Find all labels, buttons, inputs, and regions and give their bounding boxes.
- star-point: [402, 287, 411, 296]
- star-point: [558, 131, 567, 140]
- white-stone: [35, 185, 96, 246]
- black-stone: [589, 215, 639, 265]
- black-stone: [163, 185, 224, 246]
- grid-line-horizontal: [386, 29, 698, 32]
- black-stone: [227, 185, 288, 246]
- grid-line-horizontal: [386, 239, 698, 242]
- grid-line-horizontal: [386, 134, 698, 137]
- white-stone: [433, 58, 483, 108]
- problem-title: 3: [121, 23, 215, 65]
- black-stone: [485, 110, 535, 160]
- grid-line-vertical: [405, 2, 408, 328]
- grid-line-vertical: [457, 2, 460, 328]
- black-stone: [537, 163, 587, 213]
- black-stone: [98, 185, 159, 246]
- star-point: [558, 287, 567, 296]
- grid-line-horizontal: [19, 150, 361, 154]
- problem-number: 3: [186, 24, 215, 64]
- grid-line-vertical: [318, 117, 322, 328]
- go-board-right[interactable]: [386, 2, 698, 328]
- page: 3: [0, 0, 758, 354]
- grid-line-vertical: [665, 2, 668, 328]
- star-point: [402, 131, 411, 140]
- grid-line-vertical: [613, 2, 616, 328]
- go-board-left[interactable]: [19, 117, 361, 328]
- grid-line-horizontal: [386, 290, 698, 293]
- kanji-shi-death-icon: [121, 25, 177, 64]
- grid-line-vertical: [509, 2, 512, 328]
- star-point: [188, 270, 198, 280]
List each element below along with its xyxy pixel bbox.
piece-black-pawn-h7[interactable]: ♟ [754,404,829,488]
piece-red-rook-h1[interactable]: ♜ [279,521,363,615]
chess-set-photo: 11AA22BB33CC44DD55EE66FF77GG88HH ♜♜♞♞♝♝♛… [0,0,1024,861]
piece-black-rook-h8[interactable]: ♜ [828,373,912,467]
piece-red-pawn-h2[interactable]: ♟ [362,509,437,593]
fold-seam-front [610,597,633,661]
※
WHAT IS REQUIRED:
Rewrite the entries from the start through the line containing "- grid-line-horizontal: [386, 134, 698, 137]", replacing "grid-line-horizontal" with "horizontal-rule" and leaving everything else as it is.

ANSWER TO THIS EXERCISE:
Find all labels, buttons, inputs, and regions and give their bounding boxes.
- star-point: [402, 287, 411, 296]
- star-point: [558, 131, 567, 140]
- white-stone: [35, 185, 96, 246]
- black-stone: [589, 215, 639, 265]
- black-stone: [163, 185, 224, 246]
- horizontal-rule: [386, 29, 698, 32]
- black-stone: [227, 185, 288, 246]
- horizontal-rule: [386, 239, 698, 242]
- horizontal-rule: [386, 134, 698, 137]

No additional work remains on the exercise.